■ **WHAT THE TASK REQUIRES**
Output the full listing below exactly as it reads, and skip anything that is a picture.

★ ★ ★ ★ ★ ★ ★

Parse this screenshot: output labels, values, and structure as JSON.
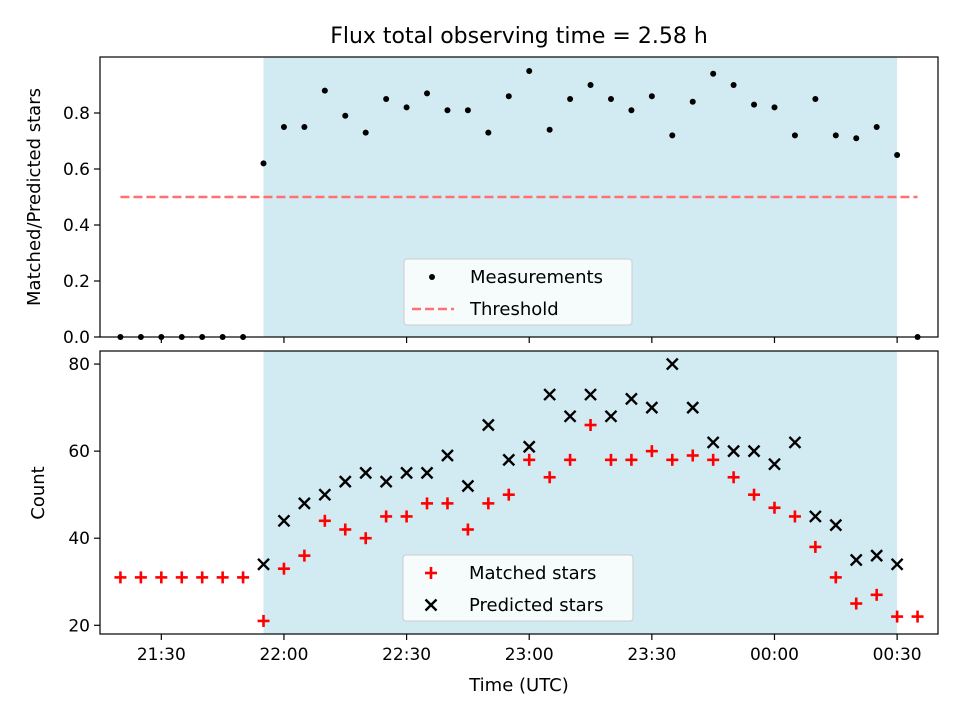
{
  "chart_data": [
    {
      "type": "scatter",
      "title": "Flux total observing time = 2.58 h",
      "xlabel": "",
      "ylabel": "Matched/Predicted stars",
      "xlim": [
        "21:15",
        "00:40"
      ],
      "ylim": [
        0,
        1.0
      ],
      "yticks": [
        0.0,
        0.2,
        0.4,
        0.6,
        0.8
      ],
      "ytick_labels": [
        "0.0",
        "0.2",
        "0.4",
        "0.6",
        "0.8"
      ],
      "grid": false,
      "legend_position": "lower-center",
      "shaded_interval": {
        "start": "21:55",
        "end": "00:30",
        "color": "#add8e6"
      },
      "series": [
        {
          "name": "Measurements",
          "marker": "dot",
          "color": "#000000",
          "x": [
            "21:20",
            "21:25",
            "21:30",
            "21:35",
            "21:40",
            "21:45",
            "21:50",
            "21:55",
            "22:00",
            "22:05",
            "22:10",
            "22:15",
            "22:20",
            "22:25",
            "22:30",
            "22:35",
            "22:40",
            "22:45",
            "22:50",
            "22:55",
            "23:00",
            "23:05",
            "23:10",
            "23:15",
            "23:20",
            "23:25",
            "23:30",
            "23:35",
            "23:40",
            "23:45",
            "23:50",
            "23:55",
            "00:00",
            "00:05",
            "00:10",
            "00:15",
            "00:20",
            "00:25",
            "00:30",
            "00:35"
          ],
          "y": [
            0,
            0,
            0,
            0,
            0,
            0,
            0,
            0.62,
            0.75,
            0.75,
            0.88,
            0.79,
            0.73,
            0.85,
            0.82,
            0.87,
            0.81,
            0.81,
            0.73,
            0.86,
            0.95,
            0.74,
            0.85,
            0.9,
            0.85,
            0.81,
            0.86,
            0.72,
            0.84,
            0.94,
            0.9,
            0.83,
            0.82,
            0.72,
            0.85,
            0.72,
            0.71,
            0.75,
            0.65,
            0
          ]
        },
        {
          "name": "Threshold",
          "line_style": "dashed",
          "color": "#ff7070",
          "x": [
            "21:20",
            "00:35"
          ],
          "y": [
            0.5,
            0.5
          ]
        }
      ]
    },
    {
      "type": "scatter",
      "title": "",
      "xlabel": "Time (UTC)",
      "ylabel": "Count",
      "xlim": [
        "21:15",
        "00:40"
      ],
      "ylim": [
        18,
        83
      ],
      "xticks": [
        "21:30",
        "22:00",
        "22:30",
        "23:00",
        "23:30",
        "00:00",
        "00:30"
      ],
      "yticks": [
        20,
        40,
        60,
        80
      ],
      "ytick_labels": [
        "20",
        "40",
        "60",
        "80"
      ],
      "grid": false,
      "legend_position": "lower-center",
      "shaded_interval": {
        "start": "21:55",
        "end": "00:30",
        "color": "#add8e6"
      },
      "series": [
        {
          "name": "Matched stars",
          "marker": "plus",
          "color": "#ff0000",
          "x": [
            "21:20",
            "21:25",
            "21:30",
            "21:35",
            "21:40",
            "21:45",
            "21:50",
            "21:55",
            "22:00",
            "22:05",
            "22:10",
            "22:15",
            "22:20",
            "22:25",
            "22:30",
            "22:35",
            "22:40",
            "22:45",
            "22:50",
            "22:55",
            "23:00",
            "23:05",
            "23:10",
            "23:15",
            "23:20",
            "23:25",
            "23:30",
            "23:35",
            "23:40",
            "23:45",
            "23:50",
            "23:55",
            "00:00",
            "00:05",
            "00:10",
            "00:15",
            "00:20",
            "00:25",
            "00:30",
            "00:35"
          ],
          "y": [
            31,
            31,
            31,
            31,
            31,
            31,
            31,
            21,
            33,
            36,
            44,
            42,
            40,
            45,
            45,
            48,
            48,
            42,
            48,
            50,
            58,
            54,
            58,
            66,
            58,
            58,
            60,
            58,
            59,
            58,
            54,
            50,
            47,
            45,
            38,
            31,
            25,
            27,
            22,
            22
          ]
        },
        {
          "name": "Predicted stars",
          "marker": "x",
          "color": "#000000",
          "x": [
            "21:55",
            "22:00",
            "22:05",
            "22:10",
            "22:15",
            "22:20",
            "22:25",
            "22:30",
            "22:35",
            "22:40",
            "22:45",
            "22:50",
            "22:55",
            "23:00",
            "23:05",
            "23:10",
            "23:15",
            "23:20",
            "23:25",
            "23:30",
            "23:35",
            "23:40",
            "23:45",
            "23:50",
            "23:55",
            "00:00",
            "00:05",
            "00:10",
            "00:15",
            "00:20",
            "00:25",
            "00:30"
          ],
          "y": [
            34,
            44,
            48,
            50,
            53,
            55,
            53,
            55,
            55,
            59,
            52,
            66,
            58,
            61,
            73,
            68,
            73,
            68,
            72,
            70,
            80,
            70,
            62,
            60,
            60,
            57,
            62,
            45,
            43,
            35,
            36,
            34
          ]
        }
      ]
    }
  ]
}
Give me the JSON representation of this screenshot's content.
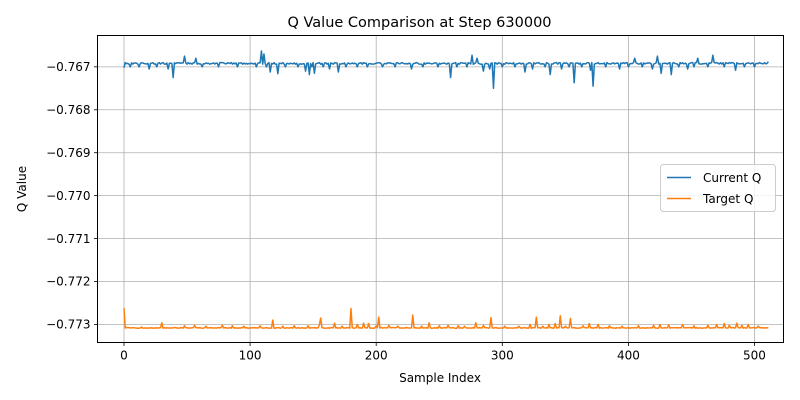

★ ★ ★ ★ ★ ★ ★

■ **ANSWER TO THE EXERCISE**
Parse this screenshot: output labels, values, and structure as JSON.
{
  "chart_data": [
    {
      "type": "scatter",
      "title": "Flux total observing time = 2.58 h",
      "xlabel": "",
      "ylabel": "Matched/Predicted stars",
      "xlim": [
        "21:15",
        "00:40"
      ],
      "ylim": [
        0,
        1.0
      ],
      "yticks": [
        0.0,
        0.2,
        0.4,
        0.6,
        0.8
      ],
      "ytick_labels": [
        "0.0",
        "0.2",
        "0.4",
        "0.6",
        "0.8"
      ],
      "grid": false,
      "legend_position": "lower-center",
      "shaded_interval": {
        "start": "21:55",
        "end": "00:30",
        "color": "#add8e6"
      },
      "series": [
        {
          "name": "Measurements",
          "marker": "dot",
          "color": "#000000",
          "x": [
            "21:20",
            "21:25",
            "21:30",
            "21:35",
            "21:40",
            "21:45",
            "21:50",
            "21:55",
            "22:00",
            "22:05",
            "22:10",
            "22:15",
            "22:20",
            "22:25",
            "22:30",
            "22:35",
            "22:40",
            "22:45",
            "22:50",
            "22:55",
            "23:00",
            "23:05",
            "23:10",
            "23:15",
            "23:20",
            "23:25",
            "23:30",
            "23:35",
            "23:40",
            "23:45",
            "23:50",
            "23:55",
            "00:00",
            "00:05",
            "00:10",
            "00:15",
            "00:20",
            "00:25",
            "00:30",
            "00:35"
          ],
          "y": [
            0,
            0,
            0,
            0,
            0,
            0,
            0,
            0.62,
            0.75,
            0.75,
            0.88,
            0.79,
            0.73,
            0.85,
            0.82,
            0.87,
            0.81,
            0.81,
            0.73,
            0.86,
            0.95,
            0.74,
            0.85,
            0.9,
            0.85,
            0.81,
            0.86,
            0.72,
            0.84,
            0.94,
            0.9,
            0.83,
            0.82,
            0.72,
            0.85,
            0.72,
            0.71,
            0.75,
            0.65,
            0
          ]
        },
        {
          "name": "Threshold",
          "line_style": "dashed",
          "color": "#ff7070",
          "x": [
            "21:20",
            "00:35"
          ],
          "y": [
            0.5,
            0.5
          ]
        }
      ]
    },
    {
      "type": "scatter",
      "title": "",
      "xlabel": "Time (UTC)",
      "ylabel": "Count",
      "xlim": [
        "21:15",
        "00:40"
      ],
      "ylim": [
        18,
        83
      ],
      "xticks": [
        "21:30",
        "22:00",
        "22:30",
        "23:00",
        "23:30",
        "00:00",
        "00:30"
      ],
      "yticks": [
        20,
        40,
        60,
        80
      ],
      "ytick_labels": [
        "20",
        "40",
        "60",
        "80"
      ],
      "grid": false,
      "legend_position": "lower-center",
      "shaded_interval": {
        "start": "21:55",
        "end": "00:30",
        "color": "#add8e6"
      },
      "series": [
        {
          "name": "Matched stars",
          "marker": "plus",
          "color": "#ff0000",
          "x": [
            "21:20",
            "21:25",
            "21:30",
            "21:35",
            "21:40",
            "21:45",
            "21:50",
            "21:55",
            "22:00",
            "22:05",
            "22:10",
            "22:15",
            "22:20",
            "22:25",
            "22:30",
            "22:35",
            "22:40",
            "22:45",
            "22:50",
            "22:55",
            "23:00",
            "23:05",
            "23:10",
            "23:15",
            "23:20",
            "23:25",
            "23:30",
            "23:35",
            "23:40",
            "23:45",
            "23:50",
            "23:55",
            "00:00",
            "00:05",
            "00:10",
            "00:15",
            "00:20",
            "00:25",
            "00:30",
            "00:35"
          ],
          "y": [
            31,
            31,
            31,
            31,
            31,
            31,
            31,
            21,
            33,
            36,
            44,
            42,
            40,
            45,
            45,
            48,
            48,
            42,
            48,
            50,
            58,
            54,
            58,
            66,
            58,
            58,
            60,
            58,
            59,
            58,
            54,
            50,
            47,
            45,
            38,
            31,
            25,
            27,
            22,
            22
          ]
        },
        {
          "name": "Predicted stars",
          "marker": "x",
          "color": "#000000",
          "x": [
            "21:55",
            "22:00",
            "22:05",
            "22:10",
            "22:15",
            "22:20",
            "22:25",
            "22:30",
            "22:35",
            "22:40",
            "22:45",
            "22:50",
            "22:55",
            "23:00",
            "23:05",
            "23:10",
            "23:15",
            "23:20",
            "23:25",
            "23:30",
            "23:35",
            "23:40",
            "23:45",
            "23:50",
            "23:55",
            "00:00",
            "00:05",
            "00:10",
            "00:15",
            "00:20",
            "00:25",
            "00:30"
          ],
          "y": [
            34,
            44,
            48,
            50,
            53,
            55,
            53,
            55,
            55,
            59,
            52,
            66,
            58,
            61,
            73,
            68,
            73,
            68,
            72,
            70,
            80,
            70,
            62,
            60,
            60,
            57,
            62,
            45,
            43,
            35,
            36,
            34
          ]
        }
      ]
    }
  ]
}
Give me the JSON representation of this screenshot's content.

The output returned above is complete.